Provided records.
◆ ◆ ◆

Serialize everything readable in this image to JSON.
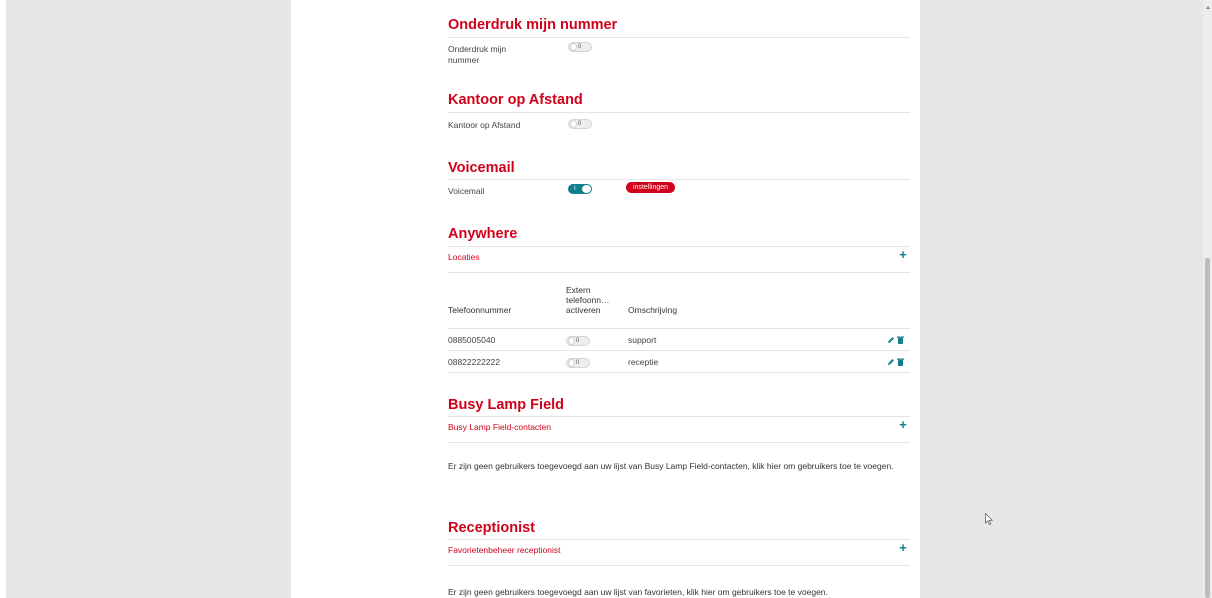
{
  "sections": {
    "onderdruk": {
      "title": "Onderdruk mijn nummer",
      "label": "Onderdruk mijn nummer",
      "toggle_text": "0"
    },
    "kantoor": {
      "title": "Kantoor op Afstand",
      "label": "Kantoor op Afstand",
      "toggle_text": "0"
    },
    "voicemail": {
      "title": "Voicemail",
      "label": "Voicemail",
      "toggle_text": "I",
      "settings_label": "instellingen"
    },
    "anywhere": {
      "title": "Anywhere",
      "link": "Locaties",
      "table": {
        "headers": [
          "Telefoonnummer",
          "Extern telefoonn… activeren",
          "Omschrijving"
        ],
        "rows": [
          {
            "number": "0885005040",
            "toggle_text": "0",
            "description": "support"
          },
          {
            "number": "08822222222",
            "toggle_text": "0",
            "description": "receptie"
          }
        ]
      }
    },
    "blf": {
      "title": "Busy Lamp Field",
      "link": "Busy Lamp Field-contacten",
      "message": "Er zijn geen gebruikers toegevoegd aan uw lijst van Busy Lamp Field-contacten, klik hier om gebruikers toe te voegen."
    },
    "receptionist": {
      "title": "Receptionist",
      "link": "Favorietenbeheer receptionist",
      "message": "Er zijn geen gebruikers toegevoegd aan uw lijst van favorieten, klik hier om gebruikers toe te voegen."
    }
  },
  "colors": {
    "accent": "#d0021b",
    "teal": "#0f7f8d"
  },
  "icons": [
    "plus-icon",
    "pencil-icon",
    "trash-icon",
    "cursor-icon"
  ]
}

◆ ◆ ◆

Exercise details. Scan the records above for the string "Busy", then report every line that contains it.

Result for this exercise.
      "title": "Busy Lamp Field",
      "link": "Busy Lamp Field-contacten",
      "message": "Er zijn geen gebruikers toegevoegd aan uw lijst van Busy Lamp Field-contacten, klik hier om gebruikers toe te voegen."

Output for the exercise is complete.